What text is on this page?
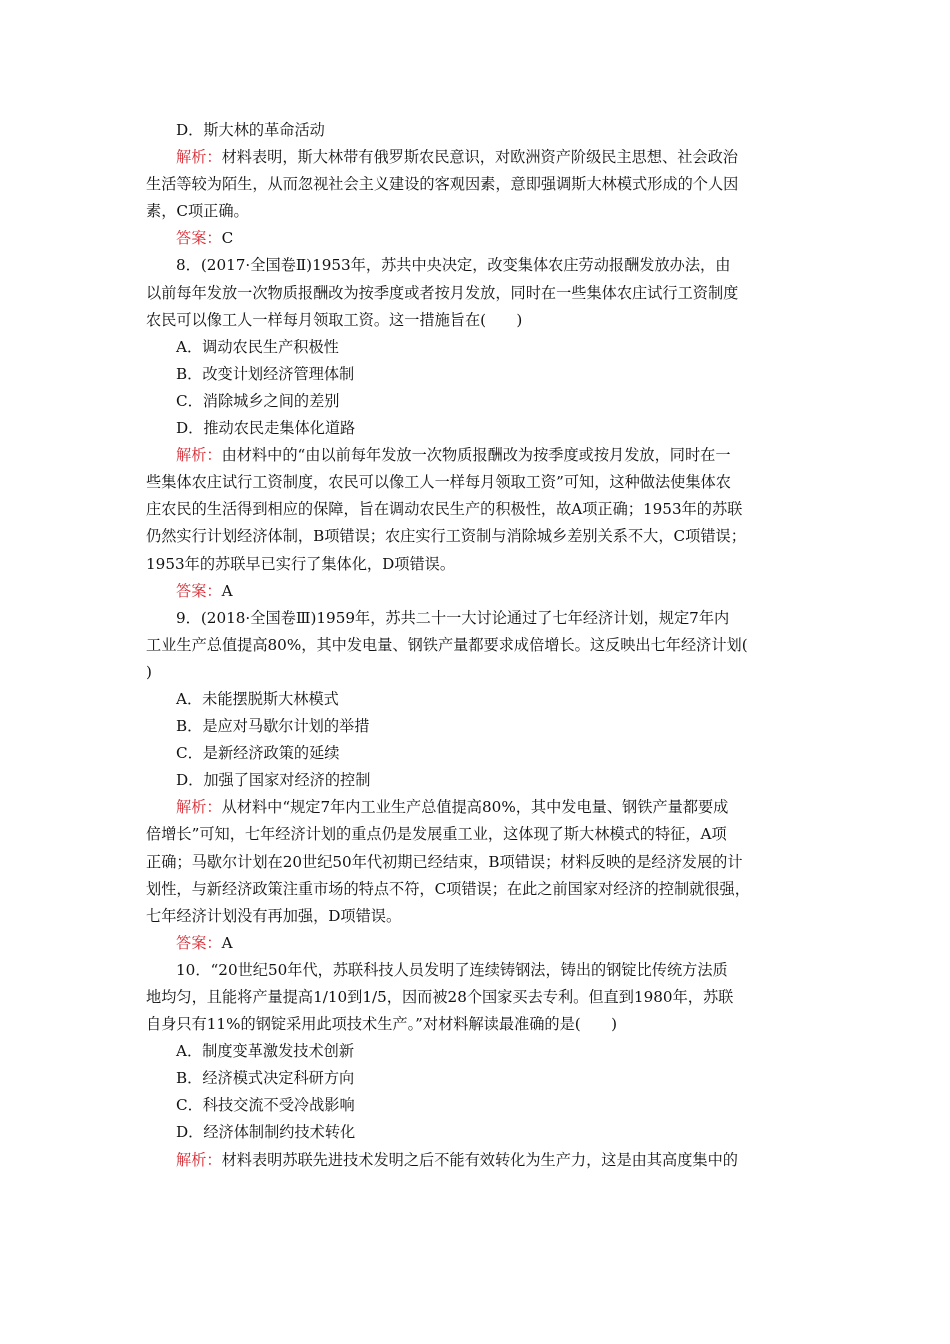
D．斯大林的革命活动
解析：材料表明，斯大林带有俄罗斯农民意识，对欧洲资产阶级民主思想、社会政治
生活等较为陌生，从而忽视社会主义建设的客观因素，意即强调斯大林模式形成的个人因
素，C项正确。
答案：C
8．(2017·全国卷Ⅱ)1953年，苏共中央决定，改变集体农庄劳动报酬发放办法，由
以前每年发放一次物质报酬改为按季度或者按月发放，同时在一些集体农庄试行工资制度
农民可以像工人一样每月领取工资。这一措施旨在(　　)
A．调动农民生产积极性
B．改变计划经济管理体制
C．消除城乡之间的差别
D．推动农民走集体化道路
解析：由材料中的“由以前每年发放一次物质报酬改为按季度或按月发放，同时在一
些集体农庄试行工资制度，农民可以像工人一样每月领取工资”可知，这种做法使集体农
庄农民的生活得到相应的保障，旨在调动农民生产的积极性，故A项正确；1953年的苏联
仍然实行计划经济体制，B项错误；农庄实行工资制与消除城乡差别关系不大，C项错误；
1953年的苏联早已实行了集体化，D项错误。
答案：A
9．(2018·全国卷Ⅲ)1959年，苏共二十一大讨论通过了七年经济计划，规定7年内
工业生产总值提高80%，其中发电量、钢铁产量都要求成倍增长。这反映出七年经济计划(
)
A．未能摆脱斯大林模式
B．是应对马歇尔计划的举措
C．是新经济政策的延续
D．加强了国家对经济的控制
解析：从材料中“规定7年内工业生产总值提高80%，其中发电量、钢铁产量都要成
倍增长”可知，七年经济计划的重点仍是发展重工业，这体现了斯大林模式的特征，A项
正确；马歇尔计划在20世纪50年代初期已经结束，B项错误；材料反映的是经济发展的计
划性，与新经济政策注重市场的特点不符，C项错误；在此之前国家对经济的控制就很强，
七年经济计划没有再加强，D项错误。
答案：A
10．“20世纪50年代，苏联科技人员发明了连续铸钢法，铸出的钢锭比传统方法质
地均匀，且能将产量提高1/10到1/5，因而被28个国家买去专利。但直到1980年，苏联
自身只有11%的钢锭采用此项技术生产。”对材料解读最准确的是(　　)
A．制度变革激发技术创新
B．经济模式决定科研方向
C．科技交流不受冷战影响
D．经济体制制约技术转化
解析：材料表明苏联先进技术发明之后不能有效转化为生产力，这是由其高度集中的
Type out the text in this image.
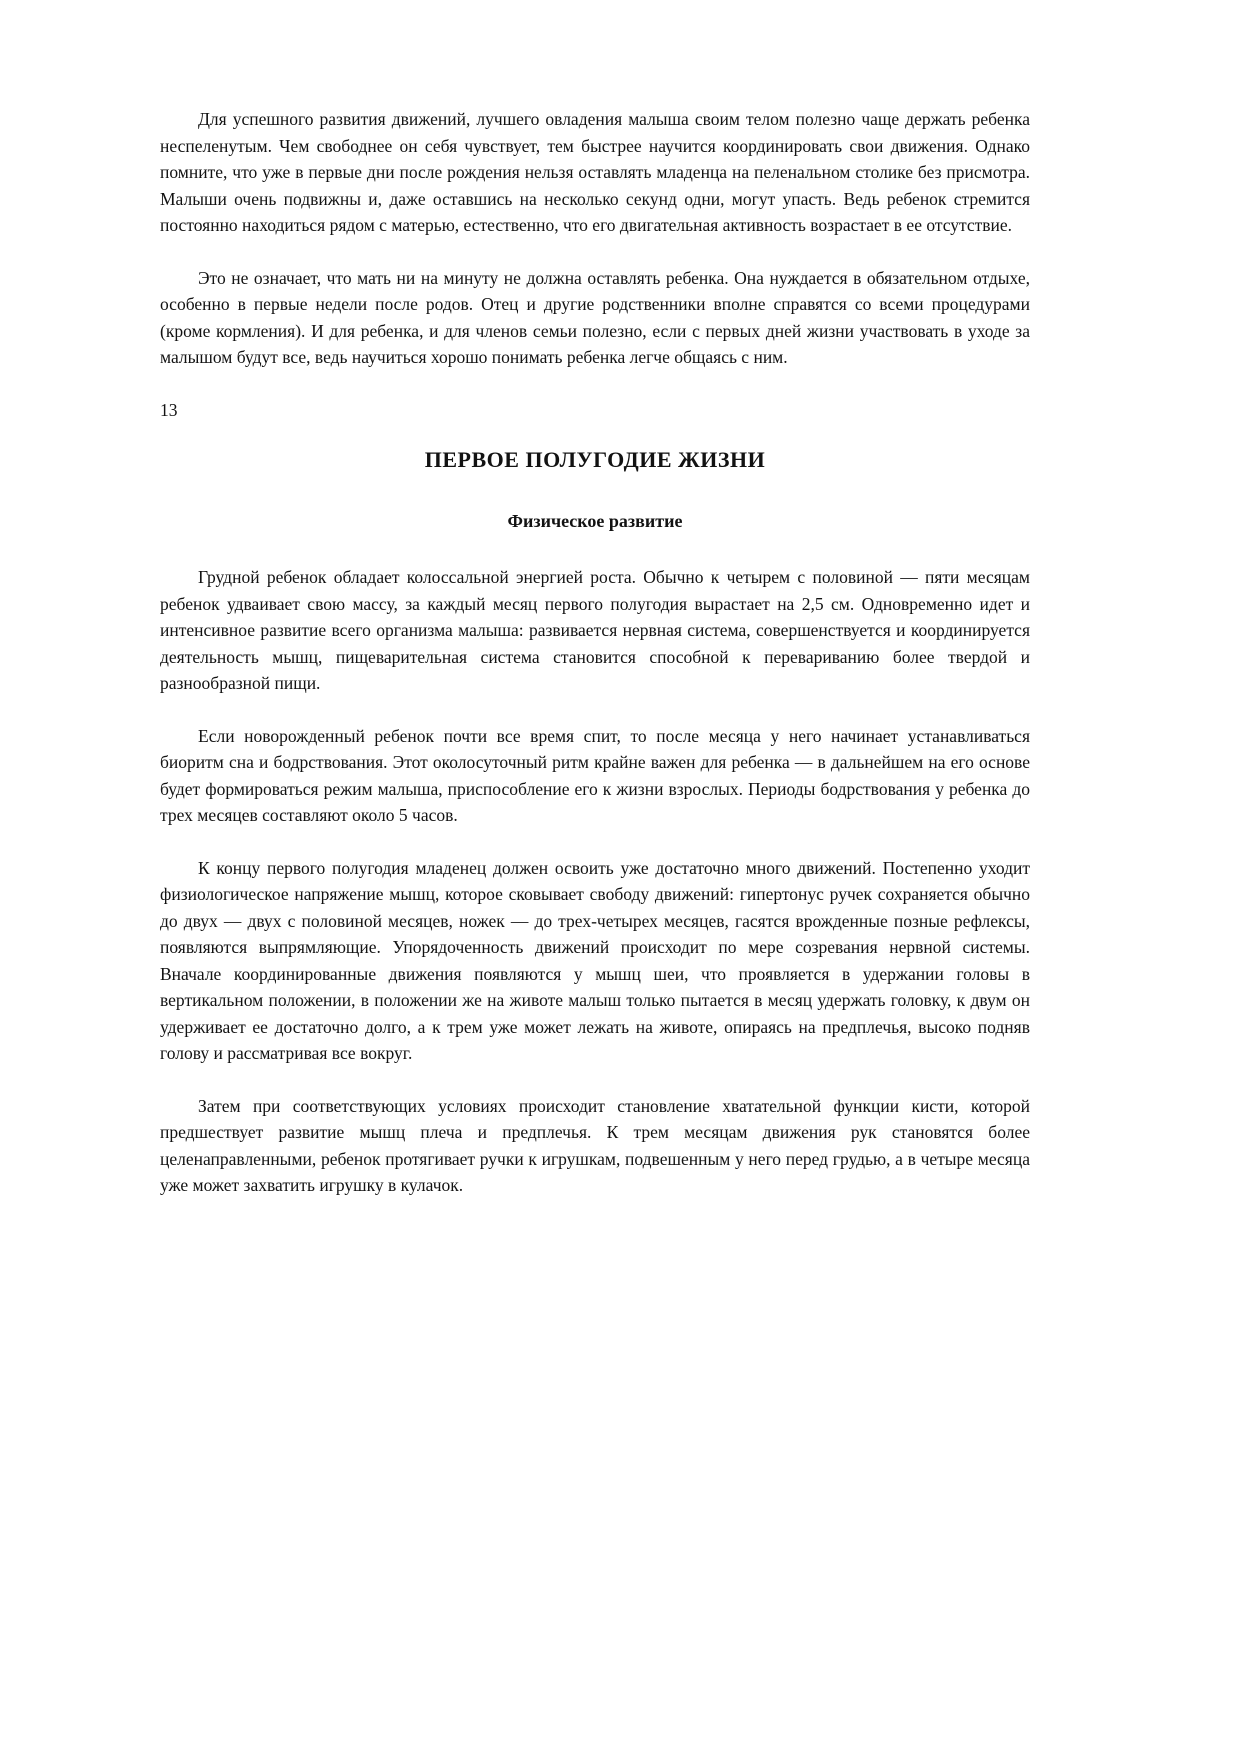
Для успешного развития движений, лучшего овладения малыша своим телом полезно чаще держать ребенка неспеленутым. Чем свободнее он себя чувствует, тем быстрее научится координировать свои движения. Однако помните, что уже в первые дни после рождения нельзя оставлять младенца на пеленальном столике без присмотра. Малыши очень подвижны и, даже оставшись на несколько секунд одни, могут упасть. Ведь ребенок стремится постоянно находиться рядом с матерью, естественно, что его двигательная активность возрастает в ее отсутствие.

Это не означает, что мать ни на минуту не должна оставлять ребенка. Она нуждается в обязательном отдыхе, особенно в первые недели после родов. Отец и другие родственники вполне справятся со всеми процедурами (кроме кормления). И для ребенка, и для членов семьи полезно, если с первых дней жизни участвовать в уходе за малышом будут все, ведь научиться хорошо понимать ребенка легче общаясь с ним.

13
ПЕРВОЕ ПОЛУГОДИЕ ЖИЗНИ
Физическое развитие

Грудной ребенок обладает колоссальной энергией роста. Обычно к четырем с половиной — пяти месяцам ребенок удваивает свою массу, за каждый месяц первого полугодия вырастает на 2,5 см. Одновременно идет и интенсивное развитие всего организма малыша: развивается нервная система, совершенствуется и координируется деятельность мышц, пищеварительная система становится способной к перевариванию более твердой и разнообразной пищи.

Если новорожденный ребенок почти все время спит, то после месяца у него начинает устанавливаться биоритм сна и бодрствования. Этот околосуточный ритм крайне важен для ребенка — в дальнейшем на его основе будет формироваться режим малыша, приспособление его к жизни взрослых. Периоды бодрствования у ребенка до трех месяцев составляют около 5 часов.

К концу первого полугодия младенец должен освоить уже достаточно много движений. Постепенно уходит физиологическое напряжение мышц, которое сковывает свободу движений: гипертонус ручек сохраняется обычно до двух — двух с половиной месяцев, ножек — до трех-четырех месяцев, гасятся врожденные позные рефлексы, появляются выпрямляющие. Упорядоченность движений происходит по мере созревания нервной системы. Вначале координированные движения появляются у мышц шеи, что проявляется в удержании головы в вертикальном положении, в положении же на животе малыш только пытается в месяц удержать головку, к двум он удерживает ее достаточно долго, а к трем уже может лежать на животе, опираясь на предплечья, высоко подняв голову и рассматривая все вокруг.

Затем при соответствующих условиях происходит становление хватательной функции кисти, которой предшествует развитие мышц плеча и предплечья. К трем месяцам движения рук становятся более целенаправленными, ребенок протягивает ручки к игрушкам, подвешенным у него перед грудью, а в четыре месяца уже может захватить игрушку в кулачок.
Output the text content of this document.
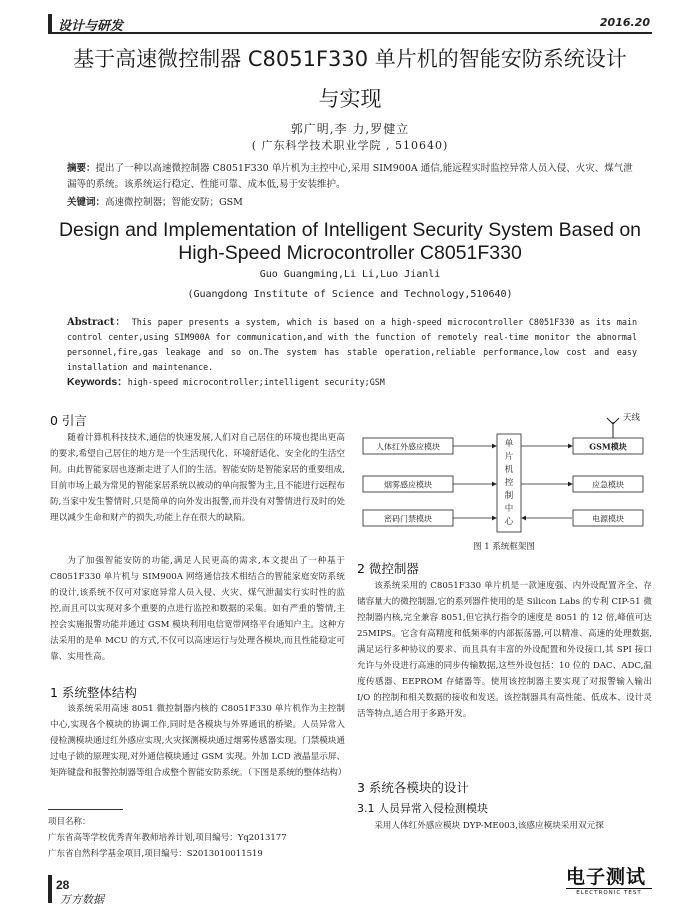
设计与研发	2016.20
基于高速微控制器 C8051F330 单片机的智能安防系统设计
与实现
郭广明,李 力,罗健立
( 广东科学技术职业学院 , 510640)
摘要：提出了一种以高速微控制器 C8051F330 单片机为主控中心,采用 SIM900A 通信,能远程实时监控异常人员入侵、火灾、煤气泄漏等的系统。该系统运行稳定、性能可靠、成本低,易于安装维护。
关键词：高速微控制器；智能安防；GSM
Design and Implementation of Intelligent Security System Based on
High-Speed Microcontroller C8051F330
Guo Guangming,Li Li,Luo Jianli
(Guangdong Institute of Science and Technology,510640)
Abstract： This paper presents a system, which is based on a high-speed microcontroller C8051F330 as its main control center,using SIM900A for communication,and with the function of remotely real-time monitor the abnormal personnel,fire,gas leakage and so on.The system has stable operation,reliable performance,low cost and easy installation and maintenance.
Keywords：high-speed microcontroller;intelligent security;GSM
0 引言
随着计算机科技技术,通信的快速发展,人们对自己居住的环境也提出更高的要求,希望自己居住的地方是一个生活现代化、环境舒适化、安全化的生活空间。由此智能家居也逐渐走进了人们的生活。智能安防是智能家居的重要组成,目前市场上最为常见的智能家居系统以被动的单向报警为主,且不能进行远程布防,当家中发生警情时,只是简单的向外发出报警,而并没有对警情进行及时的处理以减少生命和财产的损失,功能上存在很大的缺陷。
为了加强智能安防的功能,满足人民更高的需求,本文提出了一种基于 C8051F330 单片机与 SIM900A 网络通信技术相结合的智能家庭安防系统的设计,该系统不仅可对家庭异常人员入侵、火灾、煤气泄漏实行实时性的监控,而且可以实现对多个重要的点进行监控和数据的采集。如有严重的警情,主控会实施报警功能并通过 GSM 模块利用电信宽带网络平台通知户主。这种方法采用的是单 MCU 的方式,不仅可以高速运行与处理各模块,而且性能稳定可靠、实用性高。
1 系统整体结构
该系统采用高速 8051 微控制器内核的 C8051F330 单片机作为主控制中心,实现各个模块的协调工作,同时是各模块与外界通讯的桥梁。人员异常入侵检测模块通过红外感应实现,火灾探测模块通过烟雾传感器实现。门禁模块通过电子锁的原理实现,对外通信模块通过 GSM 实现。外加 LCD 液晶显示屏、矩阵键盘和报警控制器等组合成整个智能安防系统。（下图是系统的整体结构）
项目名称：
广东省高等学校优秀青年教师培养计划,项目编号：Yq2013177
广东省自然科学基金项目,项目编号：S2013010011519
天线
人体红外感应模块
烟雾感应模块
密码门禁模块
单片机控制中心
GSM模块
应急模块
电源模块
图 1 系统框架图
2 微控制器
该系统采用的 C8051F330 单片机是一款速度强、内外设配置齐全、存储容量大的微控制器,它的系列器件使用的是 Silicon Labs 的专利 CIP-51 微控制器内核,完全兼容 8051,但它执行指令的速度是 8051 的 12 倍,峰值可达 25MIPS。它含有高精度和低频率的内部振荡器,可以精准、高速的处理数据,满足运行多种协议的要求、而且具有丰富的外设配置和外设接口,其 SPI 接口允许与外设进行高速的同步传输数据,这些外设包括：10 位的 DAC、ADC,温度传感器、EEPROM 存储器等。使用该控制器主要实现了对报警输入输出 I/O 的控制和相关数据的接收和发送。该控制器具有高性能、低成本、设计灵活等特点,适合用于多路开发。
3 系统各模块的设计
3.1 人员异常入侵检测模块
采用人体红外感应模块 DYP-ME003,该感应模块采用双元探
28
万方数据
电子测试
ELECTRONIC TEST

■ ■ ■

> _Work required_: Lines containing the word "B项错误" must all be returned from the material above.

> _Solution for this task_:
仍然实行计划经济体制，B项错误；农庄实行工资制与消除城乡差别关系不大，C项错误；
正确；马歇尔计划在20世纪50年代初期已经结束，B项错误；材料反映的是经济发展的计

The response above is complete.